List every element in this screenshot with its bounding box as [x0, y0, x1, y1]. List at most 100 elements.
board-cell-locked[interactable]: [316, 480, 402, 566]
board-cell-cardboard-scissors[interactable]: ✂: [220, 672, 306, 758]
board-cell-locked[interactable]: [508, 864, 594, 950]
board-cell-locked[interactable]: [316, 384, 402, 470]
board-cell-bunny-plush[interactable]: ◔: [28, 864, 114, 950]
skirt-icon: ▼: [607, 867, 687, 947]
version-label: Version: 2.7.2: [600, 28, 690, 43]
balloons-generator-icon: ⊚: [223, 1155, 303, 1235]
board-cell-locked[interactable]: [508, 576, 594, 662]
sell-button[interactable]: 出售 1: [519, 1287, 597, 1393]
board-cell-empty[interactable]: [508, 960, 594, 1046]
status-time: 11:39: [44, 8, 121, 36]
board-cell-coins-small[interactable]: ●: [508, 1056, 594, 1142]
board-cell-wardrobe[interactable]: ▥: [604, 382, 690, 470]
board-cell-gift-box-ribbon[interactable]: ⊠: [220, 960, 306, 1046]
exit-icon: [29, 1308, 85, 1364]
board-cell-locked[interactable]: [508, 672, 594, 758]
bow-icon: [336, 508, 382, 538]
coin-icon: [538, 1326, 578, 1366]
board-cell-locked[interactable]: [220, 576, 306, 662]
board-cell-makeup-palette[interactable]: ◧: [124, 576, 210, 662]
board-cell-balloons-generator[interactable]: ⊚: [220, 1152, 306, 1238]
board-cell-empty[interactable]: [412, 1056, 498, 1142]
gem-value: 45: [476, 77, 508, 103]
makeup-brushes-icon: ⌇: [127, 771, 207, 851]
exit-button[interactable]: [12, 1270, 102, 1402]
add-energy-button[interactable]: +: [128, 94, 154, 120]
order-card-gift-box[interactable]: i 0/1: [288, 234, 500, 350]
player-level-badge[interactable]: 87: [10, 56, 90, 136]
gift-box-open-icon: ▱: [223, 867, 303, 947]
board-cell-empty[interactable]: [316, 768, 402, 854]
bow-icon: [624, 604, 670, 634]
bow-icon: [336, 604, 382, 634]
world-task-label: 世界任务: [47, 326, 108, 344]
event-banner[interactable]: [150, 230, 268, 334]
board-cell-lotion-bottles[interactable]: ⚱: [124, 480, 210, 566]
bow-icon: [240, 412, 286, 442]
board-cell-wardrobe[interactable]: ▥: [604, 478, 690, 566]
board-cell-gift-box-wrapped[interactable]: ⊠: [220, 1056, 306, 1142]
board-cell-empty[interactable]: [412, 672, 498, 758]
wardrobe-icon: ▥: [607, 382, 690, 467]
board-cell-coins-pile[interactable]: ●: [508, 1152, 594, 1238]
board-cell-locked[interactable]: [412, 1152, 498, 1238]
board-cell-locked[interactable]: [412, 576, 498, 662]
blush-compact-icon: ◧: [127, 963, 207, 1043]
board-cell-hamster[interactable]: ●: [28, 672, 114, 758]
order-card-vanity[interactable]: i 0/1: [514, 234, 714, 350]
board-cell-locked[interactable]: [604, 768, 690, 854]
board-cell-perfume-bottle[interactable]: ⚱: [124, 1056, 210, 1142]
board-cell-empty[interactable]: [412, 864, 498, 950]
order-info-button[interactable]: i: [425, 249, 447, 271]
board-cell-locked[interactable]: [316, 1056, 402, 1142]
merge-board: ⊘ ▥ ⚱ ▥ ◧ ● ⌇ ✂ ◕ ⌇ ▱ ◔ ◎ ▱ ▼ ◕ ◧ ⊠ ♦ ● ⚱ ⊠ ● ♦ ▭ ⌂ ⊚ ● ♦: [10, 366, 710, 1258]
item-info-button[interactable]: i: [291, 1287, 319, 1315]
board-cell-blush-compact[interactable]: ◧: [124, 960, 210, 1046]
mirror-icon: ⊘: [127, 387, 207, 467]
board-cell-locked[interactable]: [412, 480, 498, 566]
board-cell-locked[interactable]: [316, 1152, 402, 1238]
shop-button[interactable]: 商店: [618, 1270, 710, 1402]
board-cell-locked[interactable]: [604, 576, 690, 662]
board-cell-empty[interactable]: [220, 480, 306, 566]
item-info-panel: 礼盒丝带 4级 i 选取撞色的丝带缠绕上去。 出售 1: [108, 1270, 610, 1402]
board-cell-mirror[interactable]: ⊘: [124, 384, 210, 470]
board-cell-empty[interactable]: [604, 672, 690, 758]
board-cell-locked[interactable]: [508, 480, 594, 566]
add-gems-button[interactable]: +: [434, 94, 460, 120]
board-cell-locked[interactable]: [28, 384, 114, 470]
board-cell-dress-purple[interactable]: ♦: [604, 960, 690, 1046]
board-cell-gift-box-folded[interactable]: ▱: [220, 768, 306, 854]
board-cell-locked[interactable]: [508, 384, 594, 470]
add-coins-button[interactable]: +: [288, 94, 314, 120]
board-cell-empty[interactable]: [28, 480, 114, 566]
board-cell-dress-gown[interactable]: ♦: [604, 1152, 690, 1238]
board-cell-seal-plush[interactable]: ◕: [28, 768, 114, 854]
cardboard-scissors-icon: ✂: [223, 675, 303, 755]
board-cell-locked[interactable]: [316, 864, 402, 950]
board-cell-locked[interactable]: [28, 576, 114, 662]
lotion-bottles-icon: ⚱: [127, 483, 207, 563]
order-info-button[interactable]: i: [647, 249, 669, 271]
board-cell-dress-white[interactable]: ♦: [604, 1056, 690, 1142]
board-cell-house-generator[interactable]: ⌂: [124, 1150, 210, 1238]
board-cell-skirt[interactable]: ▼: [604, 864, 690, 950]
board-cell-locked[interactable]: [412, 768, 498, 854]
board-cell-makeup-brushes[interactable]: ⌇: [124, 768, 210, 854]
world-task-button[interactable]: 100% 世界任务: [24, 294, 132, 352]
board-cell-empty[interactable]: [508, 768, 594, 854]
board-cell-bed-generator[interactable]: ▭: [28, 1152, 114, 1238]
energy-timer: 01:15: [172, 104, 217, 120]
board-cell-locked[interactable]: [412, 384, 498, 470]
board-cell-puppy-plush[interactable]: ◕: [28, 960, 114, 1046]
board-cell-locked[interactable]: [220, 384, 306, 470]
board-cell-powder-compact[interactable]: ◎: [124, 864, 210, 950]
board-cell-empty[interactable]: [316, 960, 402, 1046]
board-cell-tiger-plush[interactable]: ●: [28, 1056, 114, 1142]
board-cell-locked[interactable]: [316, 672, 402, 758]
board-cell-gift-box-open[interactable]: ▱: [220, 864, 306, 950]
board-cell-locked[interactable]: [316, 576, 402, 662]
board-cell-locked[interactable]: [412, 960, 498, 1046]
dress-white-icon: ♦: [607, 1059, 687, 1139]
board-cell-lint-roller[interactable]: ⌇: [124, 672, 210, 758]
——————————
EXERCISE:
Return every line of the listing above unchanged and in the same order.

WRITTEN ANSWER:
List every element in this screenshot with its bounding box as [x0, y0, x1, y1]. List at most 100 elements.
board-cell-locked[interactable]: [316, 480, 402, 566]
board-cell-cardboard-scissors[interactable]: ✂: [220, 672, 306, 758]
board-cell-locked[interactable]: [508, 864, 594, 950]
board-cell-locked[interactable]: [316, 384, 402, 470]
board-cell-bunny-plush[interactable]: ◔: [28, 864, 114, 950]
skirt-icon: ▼: [607, 867, 687, 947]
version-label: Version: 2.7.2: [600, 28, 690, 43]
balloons-generator-icon: ⊚: [223, 1155, 303, 1235]
board-cell-locked[interactable]: [508, 576, 594, 662]
sell-button[interactable]: 出售 1: [519, 1287, 597, 1393]
board-cell-empty[interactable]: [508, 960, 594, 1046]
status-time: 11:39: [44, 8, 121, 36]
board-cell-coins-small[interactable]: ●: [508, 1056, 594, 1142]
board-cell-wardrobe[interactable]: ▥: [604, 382, 690, 470]
board-cell-gift-box-ribbon[interactable]: ⊠: [220, 960, 306, 1046]
exit-icon: [29, 1308, 85, 1364]
board-cell-locked[interactable]: [508, 672, 594, 758]
bow-icon: [336, 508, 382, 538]
coin-icon: [538, 1326, 578, 1366]
board-cell-locked[interactable]: [220, 576, 306, 662]
board-cell-makeup-palette[interactable]: ◧: [124, 576, 210, 662]
board-cell-balloons-generator[interactable]: ⊚: [220, 1152, 306, 1238]
board-cell-empty[interactable]: [412, 1056, 498, 1142]
gem-value: 45: [476, 77, 508, 103]
makeup-brushes-icon: ⌇: [127, 771, 207, 851]
exit-button[interactable]: [12, 1270, 102, 1402]
add-energy-button[interactable]: +: [128, 94, 154, 120]
order-card-gift-box[interactable]: i 0/1: [288, 234, 500, 350]
player-level-badge[interactable]: 87: [10, 56, 90, 136]
gift-box-open-icon: ▱: [223, 867, 303, 947]
board-cell-empty[interactable]: [316, 768, 402, 854]
bow-icon: [624, 604, 670, 634]
bow-icon: [336, 604, 382, 634]
world-task-label: 世界任务: [47, 326, 108, 344]
event-banner[interactable]: [150, 230, 268, 334]
board-cell-lotion-bottles[interactable]: ⚱: [124, 480, 210, 566]
bow-icon: [240, 412, 286, 442]
board-cell-wardrobe[interactable]: ▥: [604, 478, 690, 566]
board-cell-gift-box-wrapped[interactable]: ⊠: [220, 1056, 306, 1142]
board-cell-empty[interactable]: [412, 672, 498, 758]
wardrobe-icon: ▥: [607, 382, 690, 467]
board-cell-coins-pile[interactable]: ●: [508, 1152, 594, 1238]
board-cell-locked[interactable]: [412, 1152, 498, 1238]
board-cell-locked[interactable]: [412, 576, 498, 662]
blush-compact-icon: ◧: [127, 963, 207, 1043]
board-cell-hamster[interactable]: ●: [28, 672, 114, 758]
order-card-vanity[interactable]: i 0/1: [514, 234, 714, 350]
board-cell-locked[interactable]: [604, 768, 690, 854]
board-cell-perfume-bottle[interactable]: ⚱: [124, 1056, 210, 1142]
board-cell-empty[interactable]: [412, 864, 498, 950]
order-info-button[interactable]: i: [425, 249, 447, 271]
board-cell-locked[interactable]: [316, 1056, 402, 1142]
merge-board: ⊘ ▥ ⚱ ▥ ◧ ● ⌇ ✂ ◕ ⌇ ▱ ◔ ◎ ▱ ▼ ◕ ◧ ⊠ ♦ ● ⚱ ⊠ ● ♦ ▭ ⌂ ⊚ ● ♦: [10, 366, 710, 1258]
item-info-button[interactable]: i: [291, 1287, 319, 1315]
board-cell-blush-compact[interactable]: ◧: [124, 960, 210, 1046]
mirror-icon: ⊘: [127, 387, 207, 467]
board-cell-locked[interactable]: [412, 480, 498, 566]
board-cell-locked[interactable]: [316, 1152, 402, 1238]
shop-button[interactable]: 商店: [618, 1270, 710, 1402]
board-cell-locked[interactable]: [604, 576, 690, 662]
board-cell-empty[interactable]: [220, 480, 306, 566]
item-info-panel: 礼盒丝带 4级 i 选取撞色的丝带缠绕上去。 出售 1: [108, 1270, 610, 1402]
board-cell-mirror[interactable]: ⊘: [124, 384, 210, 470]
board-cell-empty[interactable]: [604, 672, 690, 758]
board-cell-locked[interactable]: [508, 480, 594, 566]
add-gems-button[interactable]: +: [434, 94, 460, 120]
board-cell-locked[interactable]: [28, 384, 114, 470]
board-cell-dress-purple[interactable]: ♦: [604, 960, 690, 1046]
board-cell-gift-box-folded[interactable]: ▱: [220, 768, 306, 854]
board-cell-locked[interactable]: [508, 384, 594, 470]
add-coins-button[interactable]: +: [288, 94, 314, 120]
board-cell-empty[interactable]: [28, 480, 114, 566]
board-cell-dress-gown[interactable]: ♦: [604, 1152, 690, 1238]
board-cell-seal-plush[interactable]: ◕: [28, 768, 114, 854]
cardboard-scissors-icon: ✂: [223, 675, 303, 755]
board-cell-locked[interactable]: [316, 864, 402, 950]
board-cell-locked[interactable]: [28, 576, 114, 662]
lotion-bottles-icon: ⚱: [127, 483, 207, 563]
order-info-button[interactable]: i: [647, 249, 669, 271]
board-cell-dress-white[interactable]: ♦: [604, 1056, 690, 1142]
board-cell-house-generator[interactable]: ⌂: [124, 1150, 210, 1238]
board-cell-skirt[interactable]: ▼: [604, 864, 690, 950]
board-cell-locked[interactable]: [412, 768, 498, 854]
board-cell-makeup-brushes[interactable]: ⌇: [124, 768, 210, 854]
world-task-button[interactable]: 100% 世界任务: [24, 294, 132, 352]
board-cell-empty[interactable]: [508, 768, 594, 854]
board-cell-bed-generator[interactable]: ▭: [28, 1152, 114, 1238]
energy-timer: 01:15: [172, 104, 217, 120]
board-cell-locked[interactable]: [412, 384, 498, 470]
board-cell-puppy-plush[interactable]: ◕: [28, 960, 114, 1046]
board-cell-locked[interactable]: [220, 384, 306, 470]
board-cell-powder-compact[interactable]: ◎: [124, 864, 210, 950]
board-cell-empty[interactable]: [316, 960, 402, 1046]
board-cell-tiger-plush[interactable]: ●: [28, 1056, 114, 1142]
board-cell-locked[interactable]: [316, 672, 402, 758]
board-cell-gift-box-open[interactable]: ▱: [220, 864, 306, 950]
board-cell-locked[interactable]: [316, 576, 402, 662]
board-cell-locked[interactable]: [412, 960, 498, 1046]
dress-white-icon: ♦: [607, 1059, 687, 1139]
board-cell-lint-roller[interactable]: ⌇: [124, 672, 210, 758]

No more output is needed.